Instruction. Lines containing the string "CONDUCTIVITY" are to be collected in full.

Dataset records:
* * *
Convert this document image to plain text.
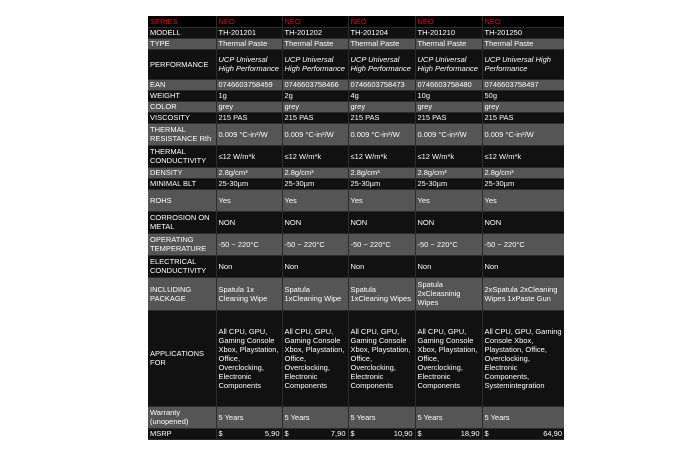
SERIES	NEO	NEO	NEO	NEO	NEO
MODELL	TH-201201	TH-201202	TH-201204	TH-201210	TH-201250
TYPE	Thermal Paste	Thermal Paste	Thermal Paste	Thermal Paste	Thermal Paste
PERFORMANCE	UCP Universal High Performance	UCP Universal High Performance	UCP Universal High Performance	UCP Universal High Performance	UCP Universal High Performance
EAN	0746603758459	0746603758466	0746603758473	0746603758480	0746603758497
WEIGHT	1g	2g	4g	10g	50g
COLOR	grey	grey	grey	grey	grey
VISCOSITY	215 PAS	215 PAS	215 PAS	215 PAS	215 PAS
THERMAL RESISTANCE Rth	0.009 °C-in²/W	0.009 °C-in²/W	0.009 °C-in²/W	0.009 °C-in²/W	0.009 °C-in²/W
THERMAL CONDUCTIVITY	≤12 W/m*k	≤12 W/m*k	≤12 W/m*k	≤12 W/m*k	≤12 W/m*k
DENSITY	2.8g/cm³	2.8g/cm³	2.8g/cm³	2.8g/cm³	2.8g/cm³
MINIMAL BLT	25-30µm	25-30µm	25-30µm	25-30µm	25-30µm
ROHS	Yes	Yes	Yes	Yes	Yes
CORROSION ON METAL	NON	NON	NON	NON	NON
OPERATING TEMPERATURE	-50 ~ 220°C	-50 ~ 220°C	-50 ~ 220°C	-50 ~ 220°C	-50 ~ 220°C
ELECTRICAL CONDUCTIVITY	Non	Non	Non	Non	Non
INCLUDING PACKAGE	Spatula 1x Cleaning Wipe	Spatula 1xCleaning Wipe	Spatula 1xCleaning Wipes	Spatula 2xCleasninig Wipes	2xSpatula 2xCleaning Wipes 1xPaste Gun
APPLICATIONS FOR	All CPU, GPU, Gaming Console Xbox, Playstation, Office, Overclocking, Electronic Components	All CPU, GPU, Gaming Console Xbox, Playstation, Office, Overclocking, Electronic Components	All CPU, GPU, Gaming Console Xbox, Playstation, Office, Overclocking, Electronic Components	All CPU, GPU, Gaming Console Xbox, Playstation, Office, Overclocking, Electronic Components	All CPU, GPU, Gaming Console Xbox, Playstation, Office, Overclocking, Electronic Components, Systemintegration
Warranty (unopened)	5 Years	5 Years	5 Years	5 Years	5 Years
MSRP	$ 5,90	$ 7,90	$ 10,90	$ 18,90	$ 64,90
* * *
Full solution.
THERMAL CONDUCTIVITY	≤12 W/m*k	≤12 W/m*k	≤12 W/m*k	≤12 W/m*k	≤12 W/m*k
ELECTRICAL CONDUCTIVITY	Non	Non	Non	Non	Non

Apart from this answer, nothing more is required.